* Given data *

[start]

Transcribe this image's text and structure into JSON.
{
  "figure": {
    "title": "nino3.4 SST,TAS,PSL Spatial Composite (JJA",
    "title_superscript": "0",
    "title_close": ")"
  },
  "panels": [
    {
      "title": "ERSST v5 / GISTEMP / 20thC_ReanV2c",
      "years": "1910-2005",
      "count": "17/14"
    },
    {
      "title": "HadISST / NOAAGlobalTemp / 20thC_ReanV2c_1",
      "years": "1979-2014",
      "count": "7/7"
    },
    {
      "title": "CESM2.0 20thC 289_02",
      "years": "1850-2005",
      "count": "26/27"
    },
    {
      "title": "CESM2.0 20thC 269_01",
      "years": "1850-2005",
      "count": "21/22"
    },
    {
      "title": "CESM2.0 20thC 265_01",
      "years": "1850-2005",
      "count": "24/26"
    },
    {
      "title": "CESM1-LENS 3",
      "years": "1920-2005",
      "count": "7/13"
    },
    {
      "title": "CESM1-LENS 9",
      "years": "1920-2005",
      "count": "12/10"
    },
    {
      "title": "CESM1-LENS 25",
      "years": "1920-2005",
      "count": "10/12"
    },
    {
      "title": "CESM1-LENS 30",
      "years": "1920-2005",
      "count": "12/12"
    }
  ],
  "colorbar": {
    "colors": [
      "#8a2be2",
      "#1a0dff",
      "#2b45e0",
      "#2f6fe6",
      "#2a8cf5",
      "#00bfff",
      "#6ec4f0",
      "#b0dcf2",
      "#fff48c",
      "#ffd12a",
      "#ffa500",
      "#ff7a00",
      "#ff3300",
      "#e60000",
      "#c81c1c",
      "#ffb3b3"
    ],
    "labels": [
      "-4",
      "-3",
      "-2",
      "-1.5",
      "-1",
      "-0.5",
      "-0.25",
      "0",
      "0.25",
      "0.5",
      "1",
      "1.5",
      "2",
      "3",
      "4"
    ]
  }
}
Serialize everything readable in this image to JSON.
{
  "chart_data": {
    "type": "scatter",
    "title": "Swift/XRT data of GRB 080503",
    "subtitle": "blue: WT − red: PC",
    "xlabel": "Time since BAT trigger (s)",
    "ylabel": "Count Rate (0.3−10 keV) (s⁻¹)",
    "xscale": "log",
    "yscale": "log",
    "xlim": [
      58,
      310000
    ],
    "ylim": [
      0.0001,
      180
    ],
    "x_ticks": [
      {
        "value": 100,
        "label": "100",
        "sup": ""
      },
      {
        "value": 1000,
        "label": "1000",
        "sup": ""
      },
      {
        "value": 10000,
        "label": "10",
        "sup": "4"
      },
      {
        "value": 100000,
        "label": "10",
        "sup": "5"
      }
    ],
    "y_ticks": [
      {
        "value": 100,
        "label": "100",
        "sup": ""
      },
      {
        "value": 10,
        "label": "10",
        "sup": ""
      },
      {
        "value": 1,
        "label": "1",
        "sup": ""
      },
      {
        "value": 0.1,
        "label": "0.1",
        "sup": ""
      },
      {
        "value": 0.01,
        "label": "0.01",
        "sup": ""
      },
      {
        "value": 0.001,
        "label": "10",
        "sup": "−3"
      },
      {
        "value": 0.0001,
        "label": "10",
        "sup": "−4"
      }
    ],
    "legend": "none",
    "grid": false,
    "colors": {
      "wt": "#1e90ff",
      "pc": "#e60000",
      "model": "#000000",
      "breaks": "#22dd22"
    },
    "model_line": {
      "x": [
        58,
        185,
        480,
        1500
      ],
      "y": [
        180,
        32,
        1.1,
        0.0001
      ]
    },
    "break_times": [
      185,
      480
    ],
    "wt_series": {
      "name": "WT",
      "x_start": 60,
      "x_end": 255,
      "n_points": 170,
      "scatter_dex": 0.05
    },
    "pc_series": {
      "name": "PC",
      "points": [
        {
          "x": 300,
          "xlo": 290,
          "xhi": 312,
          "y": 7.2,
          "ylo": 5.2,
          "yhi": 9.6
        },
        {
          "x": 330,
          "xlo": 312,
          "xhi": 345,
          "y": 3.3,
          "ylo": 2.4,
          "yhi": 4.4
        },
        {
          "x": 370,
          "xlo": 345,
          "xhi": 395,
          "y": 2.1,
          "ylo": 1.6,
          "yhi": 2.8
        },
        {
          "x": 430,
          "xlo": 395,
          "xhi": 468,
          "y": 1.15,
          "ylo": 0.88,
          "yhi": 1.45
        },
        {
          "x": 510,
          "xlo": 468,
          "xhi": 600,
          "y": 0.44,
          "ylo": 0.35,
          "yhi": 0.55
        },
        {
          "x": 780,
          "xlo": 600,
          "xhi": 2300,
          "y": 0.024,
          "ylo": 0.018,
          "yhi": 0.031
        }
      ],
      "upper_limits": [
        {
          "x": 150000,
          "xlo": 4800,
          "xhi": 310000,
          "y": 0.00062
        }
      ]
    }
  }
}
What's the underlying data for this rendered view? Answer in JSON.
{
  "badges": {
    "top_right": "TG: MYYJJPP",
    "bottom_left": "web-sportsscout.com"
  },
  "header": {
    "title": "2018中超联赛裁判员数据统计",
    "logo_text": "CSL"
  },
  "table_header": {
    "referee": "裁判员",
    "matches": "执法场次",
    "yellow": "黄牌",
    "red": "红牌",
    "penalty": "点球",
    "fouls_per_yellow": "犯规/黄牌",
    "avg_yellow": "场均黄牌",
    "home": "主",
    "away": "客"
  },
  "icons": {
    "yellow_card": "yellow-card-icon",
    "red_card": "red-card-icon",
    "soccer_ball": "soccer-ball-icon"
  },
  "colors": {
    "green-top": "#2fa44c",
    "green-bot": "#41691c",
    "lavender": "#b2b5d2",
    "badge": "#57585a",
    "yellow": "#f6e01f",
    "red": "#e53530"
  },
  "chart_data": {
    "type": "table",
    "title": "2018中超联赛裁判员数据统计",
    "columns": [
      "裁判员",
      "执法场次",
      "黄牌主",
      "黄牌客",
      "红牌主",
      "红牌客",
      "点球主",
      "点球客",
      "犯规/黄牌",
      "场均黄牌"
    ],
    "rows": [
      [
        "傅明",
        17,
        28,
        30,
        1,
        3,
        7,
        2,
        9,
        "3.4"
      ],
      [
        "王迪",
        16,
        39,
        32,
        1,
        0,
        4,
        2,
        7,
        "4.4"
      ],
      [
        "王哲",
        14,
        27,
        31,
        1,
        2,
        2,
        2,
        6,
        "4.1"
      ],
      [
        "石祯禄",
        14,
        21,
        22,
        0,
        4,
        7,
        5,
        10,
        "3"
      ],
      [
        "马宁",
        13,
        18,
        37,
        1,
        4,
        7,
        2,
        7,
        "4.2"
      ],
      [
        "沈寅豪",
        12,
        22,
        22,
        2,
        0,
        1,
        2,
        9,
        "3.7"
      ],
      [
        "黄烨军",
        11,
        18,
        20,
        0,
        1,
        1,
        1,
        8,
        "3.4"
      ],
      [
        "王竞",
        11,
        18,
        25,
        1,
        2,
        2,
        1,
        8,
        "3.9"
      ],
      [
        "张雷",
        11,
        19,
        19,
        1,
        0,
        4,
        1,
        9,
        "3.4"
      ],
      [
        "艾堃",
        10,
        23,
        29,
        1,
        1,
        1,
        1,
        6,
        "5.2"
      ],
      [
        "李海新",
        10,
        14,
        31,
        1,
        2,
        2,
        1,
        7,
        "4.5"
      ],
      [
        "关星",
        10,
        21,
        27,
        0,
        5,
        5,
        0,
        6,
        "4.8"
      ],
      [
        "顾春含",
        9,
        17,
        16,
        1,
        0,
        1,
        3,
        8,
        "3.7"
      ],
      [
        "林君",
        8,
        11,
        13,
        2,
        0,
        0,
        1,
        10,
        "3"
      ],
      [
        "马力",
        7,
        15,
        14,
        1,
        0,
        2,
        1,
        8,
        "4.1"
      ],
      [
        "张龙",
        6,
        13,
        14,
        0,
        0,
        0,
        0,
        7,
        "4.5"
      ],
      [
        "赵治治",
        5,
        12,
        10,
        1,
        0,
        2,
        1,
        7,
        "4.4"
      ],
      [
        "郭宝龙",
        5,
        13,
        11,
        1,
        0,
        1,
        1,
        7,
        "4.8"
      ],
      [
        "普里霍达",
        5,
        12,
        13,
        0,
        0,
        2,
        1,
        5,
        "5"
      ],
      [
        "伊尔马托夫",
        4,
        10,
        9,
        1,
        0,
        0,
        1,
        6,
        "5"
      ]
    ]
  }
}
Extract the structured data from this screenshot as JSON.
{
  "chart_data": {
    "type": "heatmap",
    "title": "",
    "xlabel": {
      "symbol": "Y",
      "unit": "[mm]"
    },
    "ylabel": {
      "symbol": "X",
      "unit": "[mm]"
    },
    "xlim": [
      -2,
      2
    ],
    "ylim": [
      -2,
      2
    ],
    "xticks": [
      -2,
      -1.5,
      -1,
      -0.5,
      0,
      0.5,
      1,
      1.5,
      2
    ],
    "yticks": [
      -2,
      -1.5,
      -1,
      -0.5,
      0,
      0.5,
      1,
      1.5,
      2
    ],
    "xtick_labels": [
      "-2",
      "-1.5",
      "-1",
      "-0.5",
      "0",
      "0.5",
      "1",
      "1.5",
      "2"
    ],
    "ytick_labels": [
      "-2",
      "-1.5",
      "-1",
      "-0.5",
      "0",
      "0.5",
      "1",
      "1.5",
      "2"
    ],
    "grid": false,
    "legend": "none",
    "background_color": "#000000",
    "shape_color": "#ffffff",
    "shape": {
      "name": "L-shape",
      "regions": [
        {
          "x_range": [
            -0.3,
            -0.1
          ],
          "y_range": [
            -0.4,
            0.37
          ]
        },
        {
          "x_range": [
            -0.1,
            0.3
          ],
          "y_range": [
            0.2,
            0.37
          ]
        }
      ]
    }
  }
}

[end]

Which lines contain "value"? Show each of them.

* Reply *
        "value": 100,
        "value": 1000,
        "value": 10000,
        "value": 100000,
        "value": 100,
        "value": 10,
        "value": 1,
        "value": 0.1,
        "value": 0.01,
        "value": 0.001,
        "value": 0.0001,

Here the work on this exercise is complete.